§ Part of a data file
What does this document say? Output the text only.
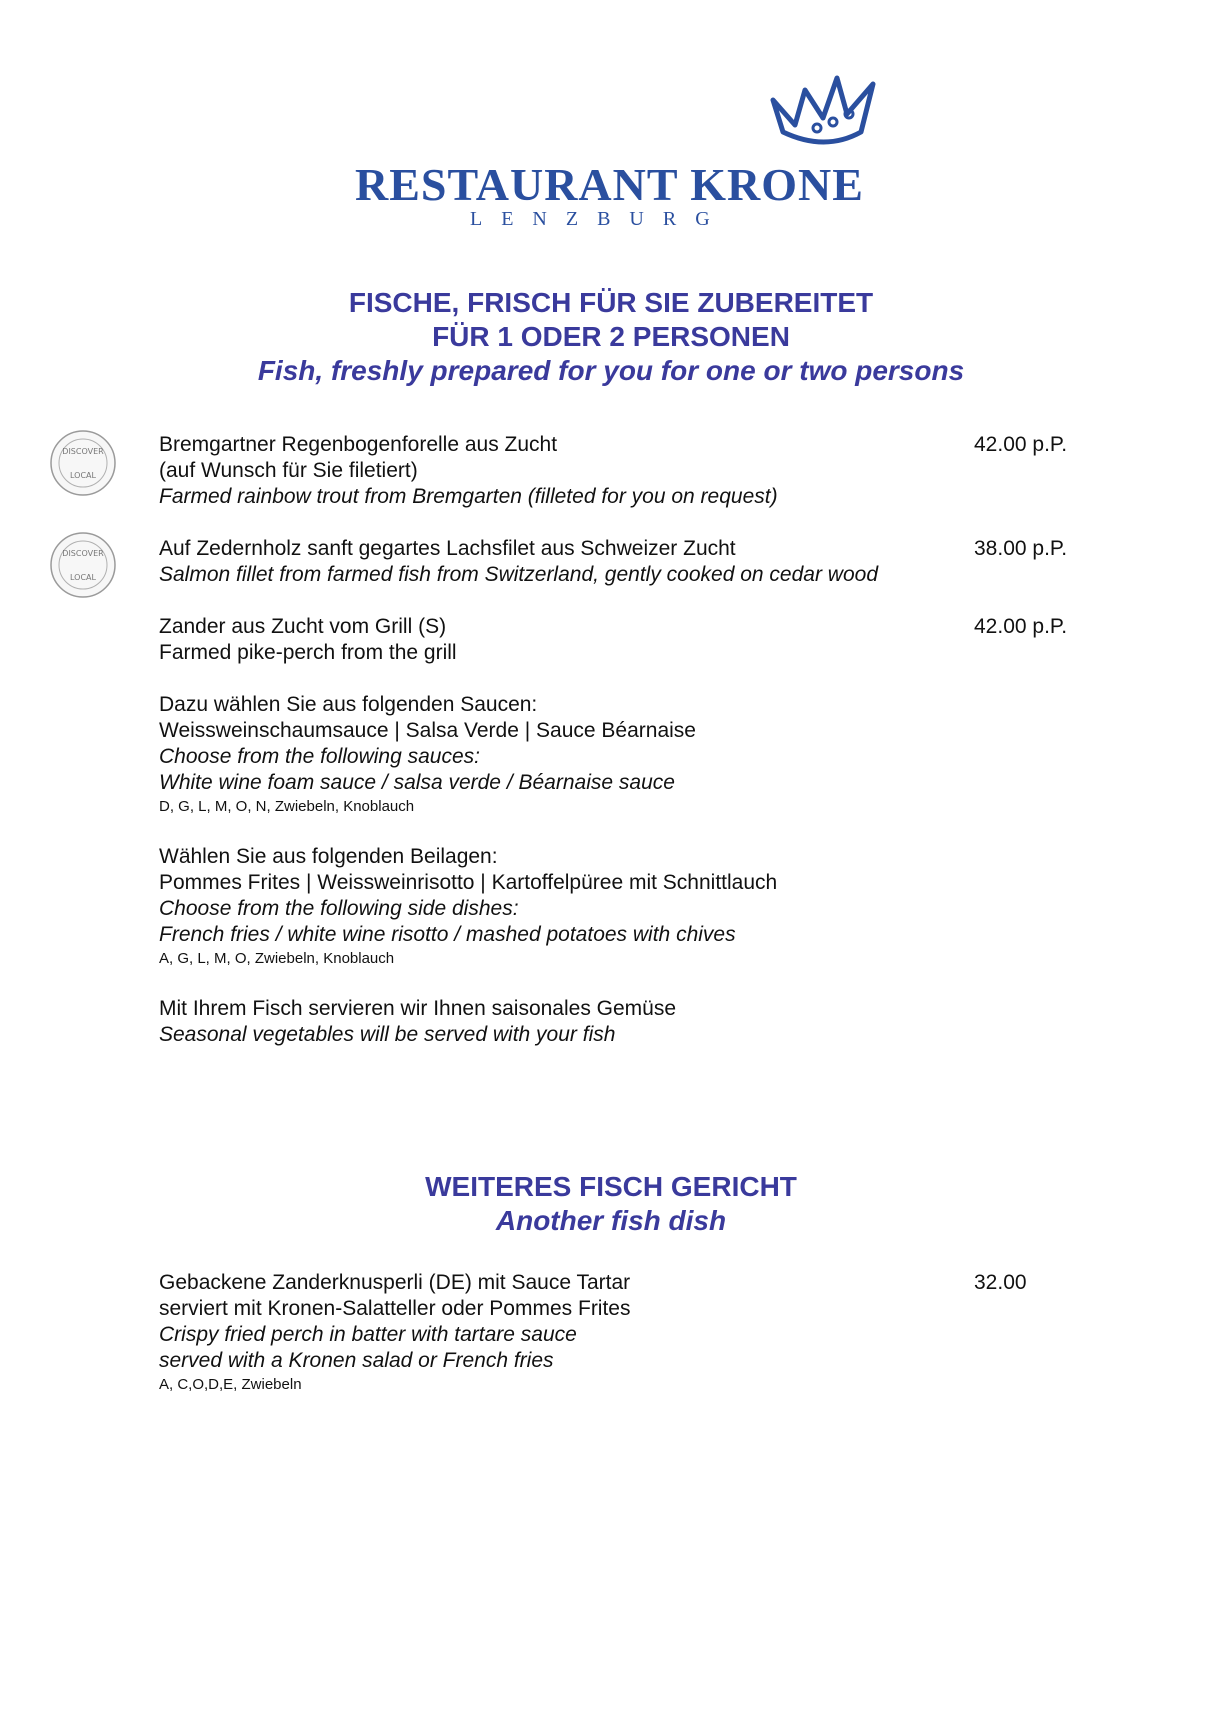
RESTAURANT KRONE
LENZBURG
FISCHE, FRISCH FÜR SIE ZUBEREITET
FÜR 1 ODER 2 PERSONEN
Fish, freshly prepared for you for one or two persons
DISCOVER
LOCAL
DISCOVER
LOCAL
Bremgartner Regenbogenforelle aus Zucht
(auf Wunsch für Sie filetiert)
Farmed rainbow trout from Bremgarten (filleted for you on request)
42.00 p.P.
Auf Zedernholz sanft gegartes Lachsfilet aus Schweizer Zucht
Salmon fillet from farmed fish from Switzerland, gently cooked on cedar wood
38.00 p.P.
Zander aus Zucht vom Grill (S)
Farmed pike-perch from the grill
42.00 p.P.
Dazu wählen Sie aus folgenden Saucen:
Weissweinschaumsauce | Salsa Verde | Sauce Béarnaise
Choose from the following sauces:
White wine foam sauce / salsa verde / Béarnaise sauce
D, G, L, M, O, N, Zwiebeln, Knoblauch
Wählen Sie aus folgenden Beilagen:
Pommes Frites | Weissweinrisotto | Kartoffelpüree mit Schnittlauch
Choose from the following side dishes:
French fries / white wine risotto / mashed potatoes with chives
A, G, L, M, O, Zwiebeln, Knoblauch
Mit Ihrem Fisch servieren wir Ihnen saisonales Gemüse
Seasonal vegetables will be served with your fish
WEITERES FISCH GERICHT
Another fish dish
Gebackene Zanderknusperli (DE) mit Sauce Tartar
serviert mit Kronen-Salatteller oder Pommes Frites
Crispy fried perch in batter with tartare sauce
served with a Kronen salad or French fries
A, C,O,D,E, Zwiebeln
32.00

§ EXERCISE DETAILS
Reproduce each entry verbatim, excluding any embedded images.

§ THE COMPLETED TASK
What does this document say? Output the text only.
RESTAURANT KRONE
LENZBURG
FISCHE, FRISCH FÜR SIE ZUBEREITET
FÜR 1 ODER 2 PERSONEN
Fish, freshly prepared for you for one or two persons
DISCOVER
LOCAL
DISCOVER
LOCAL
Bremgartner Regenbogenforelle aus Zucht
(auf Wunsch für Sie filetiert)
Farmed rainbow trout from Bremgarten (filleted for you on request)
42.00 p.P.
Auf Zedernholz sanft gegartes Lachsfilet aus Schweizer Zucht
Salmon fillet from farmed fish from Switzerland, gently cooked on cedar wood
38.00 p.P.
Zander aus Zucht vom Grill (S)
Farmed pike-perch from the grill
42.00 p.P.
Dazu wählen Sie aus folgenden Saucen:
Weissweinschaumsauce | Salsa Verde | Sauce Béarnaise
Choose from the following sauces:
White wine foam sauce / salsa verde / Béarnaise sauce
D, G, L, M, O, N, Zwiebeln, Knoblauch
Wählen Sie aus folgenden Beilagen:
Pommes Frites | Weissweinrisotto | Kartoffelpüree mit Schnittlauch
Choose from the following side dishes:
French fries / white wine risotto / mashed potatoes with chives
A, G, L, M, O, Zwiebeln, Knoblauch
Mit Ihrem Fisch servieren wir Ihnen saisonales Gemüse
Seasonal vegetables will be served with your fish
WEITERES FISCH GERICHT
Another fish dish
Gebackene Zanderknusperli (DE) mit Sauce Tartar
serviert mit Kronen-Salatteller oder Pommes Frites
Crispy fried perch in batter with tartare sauce
served with a Kronen salad or French fries
A, C,O,D,E, Zwiebeln
32.00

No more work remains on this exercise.